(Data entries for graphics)
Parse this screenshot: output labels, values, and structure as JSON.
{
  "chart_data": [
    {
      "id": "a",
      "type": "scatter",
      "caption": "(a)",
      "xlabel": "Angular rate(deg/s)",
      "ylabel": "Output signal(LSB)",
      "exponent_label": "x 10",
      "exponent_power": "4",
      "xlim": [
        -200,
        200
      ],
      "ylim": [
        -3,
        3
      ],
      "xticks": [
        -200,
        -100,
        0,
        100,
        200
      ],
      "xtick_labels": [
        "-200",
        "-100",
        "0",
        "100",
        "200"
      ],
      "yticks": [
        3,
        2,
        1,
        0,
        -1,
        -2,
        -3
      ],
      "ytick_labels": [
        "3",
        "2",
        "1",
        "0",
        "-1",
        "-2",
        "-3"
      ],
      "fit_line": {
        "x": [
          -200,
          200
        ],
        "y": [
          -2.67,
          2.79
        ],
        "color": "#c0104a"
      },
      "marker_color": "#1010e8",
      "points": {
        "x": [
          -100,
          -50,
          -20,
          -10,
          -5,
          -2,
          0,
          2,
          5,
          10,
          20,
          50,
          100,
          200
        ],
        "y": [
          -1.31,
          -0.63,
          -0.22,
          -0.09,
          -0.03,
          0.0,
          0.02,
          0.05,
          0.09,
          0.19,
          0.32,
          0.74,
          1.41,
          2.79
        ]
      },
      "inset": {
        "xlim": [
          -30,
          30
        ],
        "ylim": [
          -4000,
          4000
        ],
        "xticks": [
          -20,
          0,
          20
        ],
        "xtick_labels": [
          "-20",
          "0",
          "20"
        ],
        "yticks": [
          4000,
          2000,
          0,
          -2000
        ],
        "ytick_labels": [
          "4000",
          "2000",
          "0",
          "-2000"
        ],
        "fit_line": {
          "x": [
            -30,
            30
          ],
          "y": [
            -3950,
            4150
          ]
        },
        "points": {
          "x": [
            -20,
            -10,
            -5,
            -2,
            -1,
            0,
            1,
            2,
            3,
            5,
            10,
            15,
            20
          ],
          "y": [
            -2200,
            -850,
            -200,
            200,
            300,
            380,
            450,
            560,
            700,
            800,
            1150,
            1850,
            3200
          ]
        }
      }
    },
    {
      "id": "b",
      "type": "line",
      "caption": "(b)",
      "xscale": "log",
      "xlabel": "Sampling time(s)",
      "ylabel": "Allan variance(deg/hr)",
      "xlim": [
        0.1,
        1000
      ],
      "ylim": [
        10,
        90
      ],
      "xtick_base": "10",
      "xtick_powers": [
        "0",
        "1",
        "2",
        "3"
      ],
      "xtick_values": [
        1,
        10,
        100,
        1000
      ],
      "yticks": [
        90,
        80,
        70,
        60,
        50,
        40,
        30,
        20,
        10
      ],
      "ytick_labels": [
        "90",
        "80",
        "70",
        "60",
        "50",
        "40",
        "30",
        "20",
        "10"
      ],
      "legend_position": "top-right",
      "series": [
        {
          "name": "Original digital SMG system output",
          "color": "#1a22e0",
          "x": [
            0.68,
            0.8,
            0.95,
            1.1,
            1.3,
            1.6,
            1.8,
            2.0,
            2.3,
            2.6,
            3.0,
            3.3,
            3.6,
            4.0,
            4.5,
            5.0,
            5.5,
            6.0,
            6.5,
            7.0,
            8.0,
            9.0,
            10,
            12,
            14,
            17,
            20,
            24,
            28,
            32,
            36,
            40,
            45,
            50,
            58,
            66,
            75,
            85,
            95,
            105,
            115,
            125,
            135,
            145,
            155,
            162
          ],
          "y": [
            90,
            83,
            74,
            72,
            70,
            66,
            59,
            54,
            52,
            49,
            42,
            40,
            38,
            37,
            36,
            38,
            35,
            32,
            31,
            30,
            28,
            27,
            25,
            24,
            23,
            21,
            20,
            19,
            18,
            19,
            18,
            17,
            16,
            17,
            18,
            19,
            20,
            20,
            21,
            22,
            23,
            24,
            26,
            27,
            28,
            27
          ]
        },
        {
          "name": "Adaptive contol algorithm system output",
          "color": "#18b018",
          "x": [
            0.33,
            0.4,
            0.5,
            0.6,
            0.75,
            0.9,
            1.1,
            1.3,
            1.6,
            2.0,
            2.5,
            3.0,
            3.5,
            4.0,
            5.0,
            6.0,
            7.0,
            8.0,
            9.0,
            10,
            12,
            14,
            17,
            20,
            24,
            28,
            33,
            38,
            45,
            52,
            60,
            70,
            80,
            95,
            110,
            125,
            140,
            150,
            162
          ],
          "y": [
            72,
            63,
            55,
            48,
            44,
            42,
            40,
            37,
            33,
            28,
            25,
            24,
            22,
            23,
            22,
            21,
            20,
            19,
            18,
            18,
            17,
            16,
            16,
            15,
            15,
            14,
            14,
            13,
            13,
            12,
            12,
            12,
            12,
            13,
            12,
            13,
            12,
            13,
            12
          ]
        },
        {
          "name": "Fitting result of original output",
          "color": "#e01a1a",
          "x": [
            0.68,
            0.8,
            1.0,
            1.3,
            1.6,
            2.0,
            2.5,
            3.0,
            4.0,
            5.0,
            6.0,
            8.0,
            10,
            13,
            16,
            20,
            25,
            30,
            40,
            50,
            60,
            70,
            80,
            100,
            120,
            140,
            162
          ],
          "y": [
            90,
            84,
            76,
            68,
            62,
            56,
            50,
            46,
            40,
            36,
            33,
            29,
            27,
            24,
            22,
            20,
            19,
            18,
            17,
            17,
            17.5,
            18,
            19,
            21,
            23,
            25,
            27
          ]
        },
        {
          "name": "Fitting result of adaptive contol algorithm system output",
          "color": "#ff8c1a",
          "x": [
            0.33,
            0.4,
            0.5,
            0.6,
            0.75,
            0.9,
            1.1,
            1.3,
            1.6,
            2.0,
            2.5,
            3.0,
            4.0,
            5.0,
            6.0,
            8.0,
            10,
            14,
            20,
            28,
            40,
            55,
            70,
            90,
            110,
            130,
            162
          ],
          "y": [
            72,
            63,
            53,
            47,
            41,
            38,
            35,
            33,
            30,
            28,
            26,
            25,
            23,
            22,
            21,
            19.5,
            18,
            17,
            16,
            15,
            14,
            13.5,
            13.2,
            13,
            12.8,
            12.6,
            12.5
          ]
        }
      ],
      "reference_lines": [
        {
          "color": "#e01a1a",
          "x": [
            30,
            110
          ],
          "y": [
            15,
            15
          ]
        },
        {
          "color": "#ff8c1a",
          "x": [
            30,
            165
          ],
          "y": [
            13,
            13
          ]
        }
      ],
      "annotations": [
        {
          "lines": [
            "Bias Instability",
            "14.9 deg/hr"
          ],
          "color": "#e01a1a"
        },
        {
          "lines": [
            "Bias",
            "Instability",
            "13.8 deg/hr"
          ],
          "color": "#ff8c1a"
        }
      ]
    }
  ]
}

SHORT PROBLEM:
Every line of the data above should be copied exactly.

EXERCISE OUTPUT:
Parse this screenshot: output labels, values, and structure as JSON.
{
  "chart_data": [
    {
      "id": "a",
      "type": "scatter",
      "caption": "(a)",
      "xlabel": "Angular rate(deg/s)",
      "ylabel": "Output signal(LSB)",
      "exponent_label": "x 10",
      "exponent_power": "4",
      "xlim": [
        -200,
        200
      ],
      "ylim": [
        -3,
        3
      ],
      "xticks": [
        -200,
        -100,
        0,
        100,
        200
      ],
      "xtick_labels": [
        "-200",
        "-100",
        "0",
        "100",
        "200"
      ],
      "yticks": [
        3,
        2,
        1,
        0,
        -1,
        -2,
        -3
      ],
      "ytick_labels": [
        "3",
        "2",
        "1",
        "0",
        "-1",
        "-2",
        "-3"
      ],
      "fit_line": {
        "x": [
          -200,
          200
        ],
        "y": [
          -2.67,
          2.79
        ],
        "color": "#c0104a"
      },
      "marker_color": "#1010e8",
      "points": {
        "x": [
          -100,
          -50,
          -20,
          -10,
          -5,
          -2,
          0,
          2,
          5,
          10,
          20,
          50,
          100,
          200
        ],
        "y": [
          -1.31,
          -0.63,
          -0.22,
          -0.09,
          -0.03,
          0.0,
          0.02,
          0.05,
          0.09,
          0.19,
          0.32,
          0.74,
          1.41,
          2.79
        ]
      },
      "inset": {
        "xlim": [
          -30,
          30
        ],
        "ylim": [
          -4000,
          4000
        ],
        "xticks": [
          -20,
          0,
          20
        ],
        "xtick_labels": [
          "-20",
          "0",
          "20"
        ],
        "yticks": [
          4000,
          2000,
          0,
          -2000
        ],
        "ytick_labels": [
          "4000",
          "2000",
          "0",
          "-2000"
        ],
        "fit_line": {
          "x": [
            -30,
            30
          ],
          "y": [
            -3950,
            4150
          ]
        },
        "points": {
          "x": [
            -20,
            -10,
            -5,
            -2,
            -1,
            0,
            1,
            2,
            3,
            5,
            10,
            15,
            20
          ],
          "y": [
            -2200,
            -850,
            -200,
            200,
            300,
            380,
            450,
            560,
            700,
            800,
            1150,
            1850,
            3200
          ]
        }
      }
    },
    {
      "id": "b",
      "type": "line",
      "caption": "(b)",
      "xscale": "log",
      "xlabel": "Sampling time(s)",
      "ylabel": "Allan variance(deg/hr)",
      "xlim": [
        0.1,
        1000
      ],
      "ylim": [
        10,
        90
      ],
      "xtick_base": "10",
      "xtick_powers": [
        "0",
        "1",
        "2",
        "3"
      ],
      "xtick_values": [
        1,
        10,
        100,
        1000
      ],
      "yticks": [
        90,
        80,
        70,
        60,
        50,
        40,
        30,
        20,
        10
      ],
      "ytick_labels": [
        "90",
        "80",
        "70",
        "60",
        "50",
        "40",
        "30",
        "20",
        "10"
      ],
      "legend_position": "top-right",
      "series": [
        {
          "name": "Original digital SMG system output",
          "color": "#1a22e0",
          "x": [
            0.68,
            0.8,
            0.95,
            1.1,
            1.3,
            1.6,
            1.8,
            2.0,
            2.3,
            2.6,
            3.0,
            3.3,
            3.6,
            4.0,
            4.5,
            5.0,
            5.5,
            6.0,
            6.5,
            7.0,
            8.0,
            9.0,
            10,
            12,
            14,
            17,
            20,
            24,
            28,
            32,
            36,
            40,
            45,
            50,
            58,
            66,
            75,
            85,
            95,
            105,
            115,
            125,
            135,
            145,
            155,
            162
          ],
          "y": [
            90,
            83,
            74,
            72,
            70,
            66,
            59,
            54,
            52,
            49,
            42,
            40,
            38,
            37,
            36,
            38,
            35,
            32,
            31,
            30,
            28,
            27,
            25,
            24,
            23,
            21,
            20,
            19,
            18,
            19,
            18,
            17,
            16,
            17,
            18,
            19,
            20,
            20,
            21,
            22,
            23,
            24,
            26,
            27,
            28,
            27
          ]
        },
        {
          "name": "Adaptive contol algorithm system output",
          "color": "#18b018",
          "x": [
            0.33,
            0.4,
            0.5,
            0.6,
            0.75,
            0.9,
            1.1,
            1.3,
            1.6,
            2.0,
            2.5,
            3.0,
            3.5,
            4.0,
            5.0,
            6.0,
            7.0,
            8.0,
            9.0,
            10,
            12,
            14,
            17,
            20,
            24,
            28,
            33,
            38,
            45,
            52,
            60,
            70,
            80,
            95,
            110,
            125,
            140,
            150,
            162
          ],
          "y": [
            72,
            63,
            55,
            48,
            44,
            42,
            40,
            37,
            33,
            28,
            25,
            24,
            22,
            23,
            22,
            21,
            20,
            19,
            18,
            18,
            17,
            16,
            16,
            15,
            15,
            14,
            14,
            13,
            13,
            12,
            12,
            12,
            12,
            13,
            12,
            13,
            12,
            13,
            12
          ]
        },
        {
          "name": "Fitting result of original output",
          "color": "#e01a1a",
          "x": [
            0.68,
            0.8,
            1.0,
            1.3,
            1.6,
            2.0,
            2.5,
            3.0,
            4.0,
            5.0,
            6.0,
            8.0,
            10,
            13,
            16,
            20,
            25,
            30,
            40,
            50,
            60,
            70,
            80,
            100,
            120,
            140,
            162
          ],
          "y": [
            90,
            84,
            76,
            68,
            62,
            56,
            50,
            46,
            40,
            36,
            33,
            29,
            27,
            24,
            22,
            20,
            19,
            18,
            17,
            17,
            17.5,
            18,
            19,
            21,
            23,
            25,
            27
          ]
        },
        {
          "name": "Fitting result of adaptive contol algorithm system output",
          "color": "#ff8c1a",
          "x": [
            0.33,
            0.4,
            0.5,
            0.6,
            0.75,
            0.9,
            1.1,
            1.3,
            1.6,
            2.0,
            2.5,
            3.0,
            4.0,
            5.0,
            6.0,
            8.0,
            10,
            14,
            20,
            28,
            40,
            55,
            70,
            90,
            110,
            130,
            162
          ],
          "y": [
            72,
            63,
            53,
            47,
            41,
            38,
            35,
            33,
            30,
            28,
            26,
            25,
            23,
            22,
            21,
            19.5,
            18,
            17,
            16,
            15,
            14,
            13.5,
            13.2,
            13,
            12.8,
            12.6,
            12.5
          ]
        }
      ],
      "reference_lines": [
        {
          "color": "#e01a1a",
          "x": [
            30,
            110
          ],
          "y": [
            15,
            15
          ]
        },
        {
          "color": "#ff8c1a",
          "x": [
            30,
            165
          ],
          "y": [
            13,
            13
          ]
        }
      ],
      "annotations": [
        {
          "lines": [
            "Bias Instability",
            "14.9 deg/hr"
          ],
          "color": "#e01a1a"
        },
        {
          "lines": [
            "Bias",
            "Instability",
            "13.8 deg/hr"
          ],
          "color": "#ff8c1a"
        }
      ]
    }
  ]
}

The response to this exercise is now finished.